WHAT YOU WILL DO:
Exactly as written, retype the listing below, omitting the pictures.

SUPPLIED MATERIAL:
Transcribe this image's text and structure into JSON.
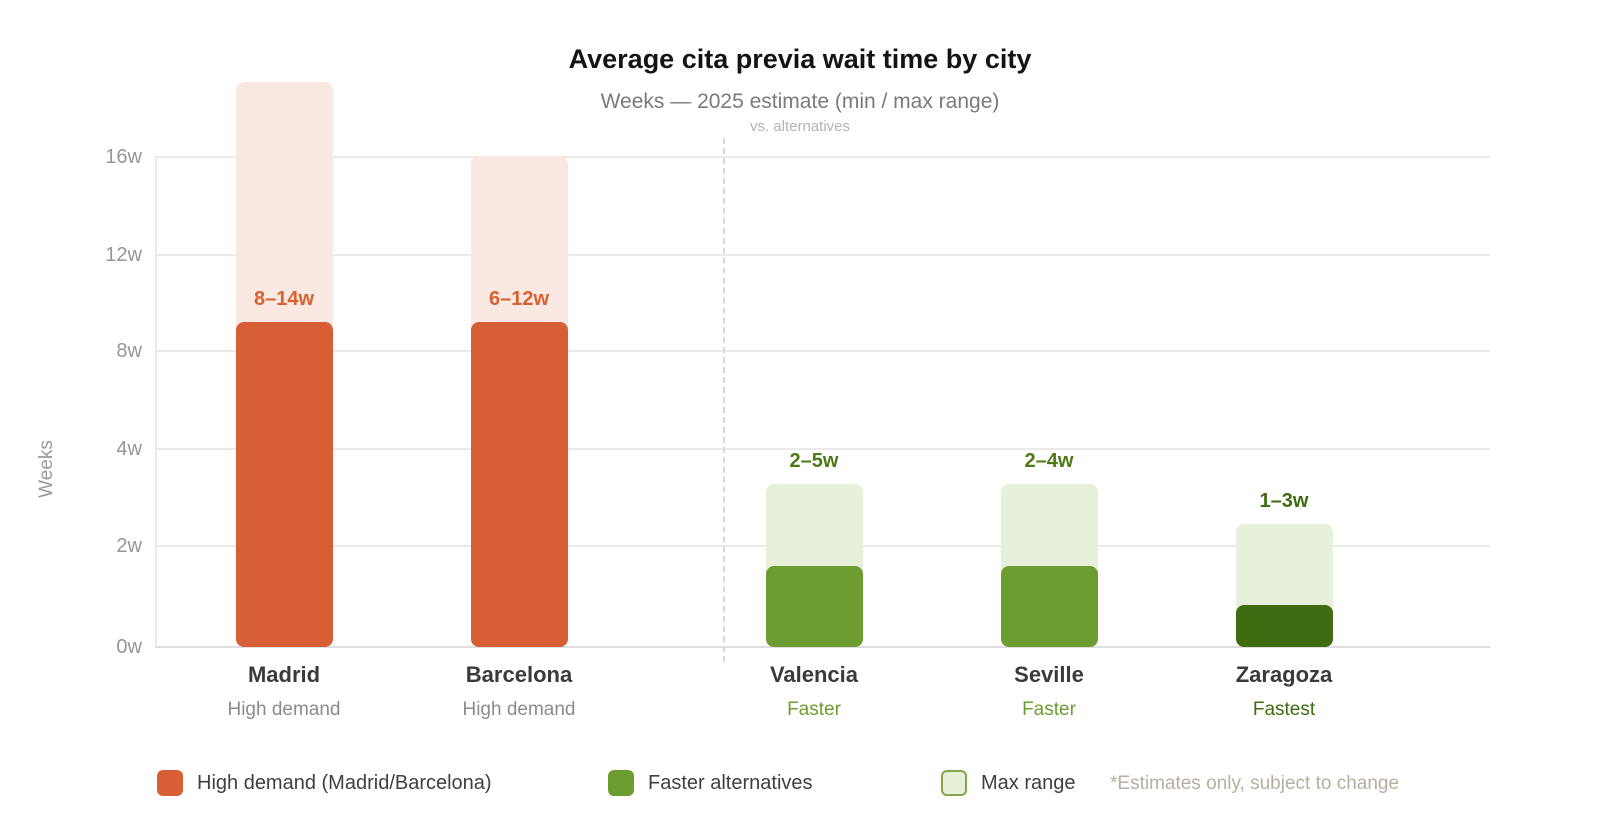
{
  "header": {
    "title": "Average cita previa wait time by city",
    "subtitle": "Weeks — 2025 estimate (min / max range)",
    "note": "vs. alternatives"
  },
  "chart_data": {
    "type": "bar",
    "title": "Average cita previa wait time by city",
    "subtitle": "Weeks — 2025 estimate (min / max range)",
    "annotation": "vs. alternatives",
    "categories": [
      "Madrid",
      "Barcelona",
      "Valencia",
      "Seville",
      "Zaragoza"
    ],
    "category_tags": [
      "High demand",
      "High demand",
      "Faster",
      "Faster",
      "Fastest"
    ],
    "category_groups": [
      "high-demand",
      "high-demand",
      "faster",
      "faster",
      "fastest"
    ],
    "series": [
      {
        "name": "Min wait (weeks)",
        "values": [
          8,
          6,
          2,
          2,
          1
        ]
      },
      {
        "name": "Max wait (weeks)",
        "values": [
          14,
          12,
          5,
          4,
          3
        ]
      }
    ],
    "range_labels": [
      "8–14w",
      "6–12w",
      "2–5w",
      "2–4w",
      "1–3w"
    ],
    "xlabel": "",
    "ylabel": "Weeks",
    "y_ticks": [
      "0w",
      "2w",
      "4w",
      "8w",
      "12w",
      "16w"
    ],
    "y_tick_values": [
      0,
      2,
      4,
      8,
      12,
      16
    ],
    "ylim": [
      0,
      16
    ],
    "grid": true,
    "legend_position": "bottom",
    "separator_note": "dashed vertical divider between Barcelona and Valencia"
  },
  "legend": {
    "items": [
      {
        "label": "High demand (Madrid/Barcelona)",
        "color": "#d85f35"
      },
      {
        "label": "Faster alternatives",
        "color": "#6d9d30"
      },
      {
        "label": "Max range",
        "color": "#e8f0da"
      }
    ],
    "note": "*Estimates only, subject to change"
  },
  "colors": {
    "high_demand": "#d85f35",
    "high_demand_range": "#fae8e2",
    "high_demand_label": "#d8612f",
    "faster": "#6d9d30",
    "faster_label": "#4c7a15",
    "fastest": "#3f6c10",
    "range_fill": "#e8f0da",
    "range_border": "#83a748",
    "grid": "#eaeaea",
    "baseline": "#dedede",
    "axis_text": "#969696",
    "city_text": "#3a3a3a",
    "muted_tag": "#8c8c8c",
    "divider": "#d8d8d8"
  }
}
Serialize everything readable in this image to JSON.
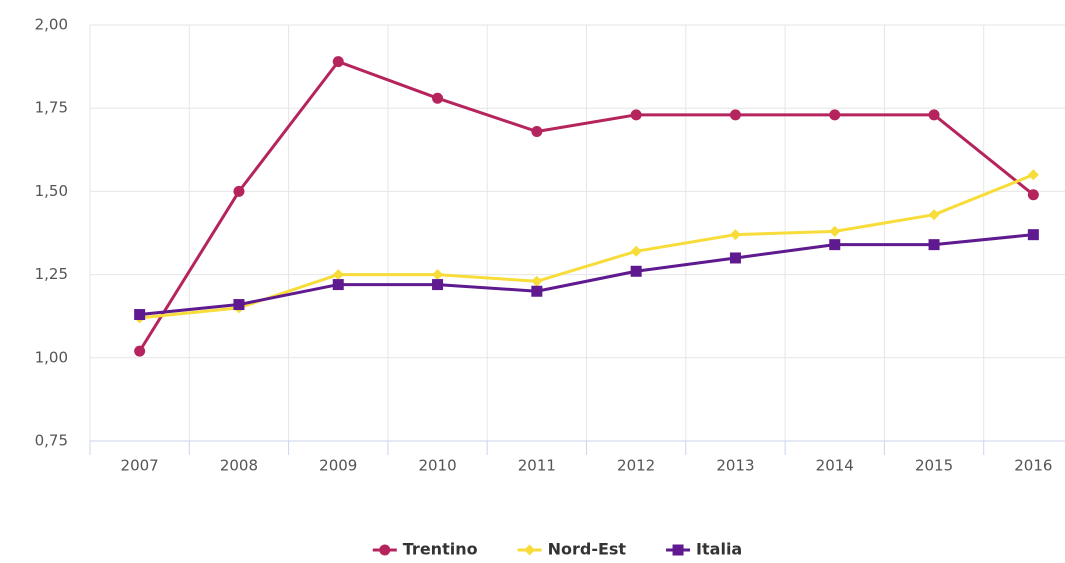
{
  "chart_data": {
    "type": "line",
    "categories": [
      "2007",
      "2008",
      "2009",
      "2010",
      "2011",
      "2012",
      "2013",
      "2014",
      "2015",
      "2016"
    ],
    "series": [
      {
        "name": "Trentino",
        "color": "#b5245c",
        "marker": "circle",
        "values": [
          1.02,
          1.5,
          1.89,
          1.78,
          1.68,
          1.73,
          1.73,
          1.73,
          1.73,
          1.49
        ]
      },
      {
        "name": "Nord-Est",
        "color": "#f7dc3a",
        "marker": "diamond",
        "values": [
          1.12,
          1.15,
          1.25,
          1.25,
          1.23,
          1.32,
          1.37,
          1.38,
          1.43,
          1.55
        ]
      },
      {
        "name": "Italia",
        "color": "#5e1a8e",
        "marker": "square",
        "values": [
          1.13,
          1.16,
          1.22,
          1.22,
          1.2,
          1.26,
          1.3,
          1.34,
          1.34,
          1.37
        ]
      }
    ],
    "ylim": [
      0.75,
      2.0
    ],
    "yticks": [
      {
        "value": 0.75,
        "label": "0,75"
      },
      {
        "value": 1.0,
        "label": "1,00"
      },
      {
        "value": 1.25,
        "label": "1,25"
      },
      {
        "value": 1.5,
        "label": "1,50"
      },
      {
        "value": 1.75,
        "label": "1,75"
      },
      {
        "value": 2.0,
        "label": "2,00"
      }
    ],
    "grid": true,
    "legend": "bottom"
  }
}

ANSWER TO THIS TASK:
Transcribe this image's text and structure into JSON.
{
  "header": {
    "title": "Average cita previa wait time by city",
    "subtitle": "Weeks — 2025 estimate (min / max range)",
    "note": "vs. alternatives"
  },
  "chart_data": {
    "type": "bar",
    "title": "Average cita previa wait time by city",
    "subtitle": "Weeks — 2025 estimate (min / max range)",
    "annotation": "vs. alternatives",
    "categories": [
      "Madrid",
      "Barcelona",
      "Valencia",
      "Seville",
      "Zaragoza"
    ],
    "category_tags": [
      "High demand",
      "High demand",
      "Faster",
      "Faster",
      "Fastest"
    ],
    "category_groups": [
      "high-demand",
      "high-demand",
      "faster",
      "faster",
      "fastest"
    ],
    "series": [
      {
        "name": "Min wait (weeks)",
        "values": [
          8,
          6,
          2,
          2,
          1
        ]
      },
      {
        "name": "Max wait (weeks)",
        "values": [
          14,
          12,
          5,
          4,
          3
        ]
      }
    ],
    "range_labels": [
      "8–14w",
      "6–12w",
      "2–5w",
      "2–4w",
      "1–3w"
    ],
    "xlabel": "",
    "ylabel": "Weeks",
    "y_ticks": [
      "0w",
      "2w",
      "4w",
      "8w",
      "12w",
      "16w"
    ],
    "y_tick_values": [
      0,
      2,
      4,
      8,
      12,
      16
    ],
    "ylim": [
      0,
      16
    ],
    "grid": true,
    "legend_position": "bottom",
    "separator_note": "dashed vertical divider between Barcelona and Valencia"
  },
  "legend": {
    "items": [
      {
        "label": "High demand (Madrid/Barcelona)",
        "color": "#d85f35"
      },
      {
        "label": "Faster alternatives",
        "color": "#6d9d30"
      },
      {
        "label": "Max range",
        "color": "#e8f0da"
      }
    ],
    "note": "*Estimates only, subject to change"
  },
  "colors": {
    "high_demand": "#d85f35",
    "high_demand_range": "#fae8e2",
    "high_demand_label": "#d8612f",
    "faster": "#6d9d30",
    "faster_label": "#4c7a15",
    "fastest": "#3f6c10",
    "range_fill": "#e8f0da",
    "range_border": "#83a748",
    "grid": "#eaeaea",
    "baseline": "#dedede",
    "axis_text": "#969696",
    "city_text": "#3a3a3a",
    "muted_tag": "#8c8c8c",
    "divider": "#d8d8d8"
  }
}
Serialize everything readable in this image to JSON.
{
  "chart_data": {
    "type": "line",
    "categories": [
      "2007",
      "2008",
      "2009",
      "2010",
      "2011",
      "2012",
      "2013",
      "2014",
      "2015",
      "2016"
    ],
    "series": [
      {
        "name": "Trentino",
        "color": "#b5245c",
        "marker": "circle",
        "values": [
          1.02,
          1.5,
          1.89,
          1.78,
          1.68,
          1.73,
          1.73,
          1.73,
          1.73,
          1.49
        ]
      },
      {
        "name": "Nord-Est",
        "color": "#f7dc3a",
        "marker": "diamond",
        "values": [
          1.12,
          1.15,
          1.25,
          1.25,
          1.23,
          1.32,
          1.37,
          1.38,
          1.43,
          1.55
        ]
      },
      {
        "name": "Italia",
        "color": "#5e1a8e",
        "marker": "square",
        "values": [
          1.13,
          1.16,
          1.22,
          1.22,
          1.2,
          1.26,
          1.3,
          1.34,
          1.34,
          1.37
        ]
      }
    ],
    "ylim": [
      0.75,
      2.0
    ],
    "yticks": [
      {
        "value": 0.75,
        "label": "0,75"
      },
      {
        "value": 1.0,
        "label": "1,00"
      },
      {
        "value": 1.25,
        "label": "1,25"
      },
      {
        "value": 1.5,
        "label": "1,50"
      },
      {
        "value": 1.75,
        "label": "1,75"
      },
      {
        "value": 2.0,
        "label": "2,00"
      }
    ],
    "grid": true,
    "legend": "bottom"
  }
}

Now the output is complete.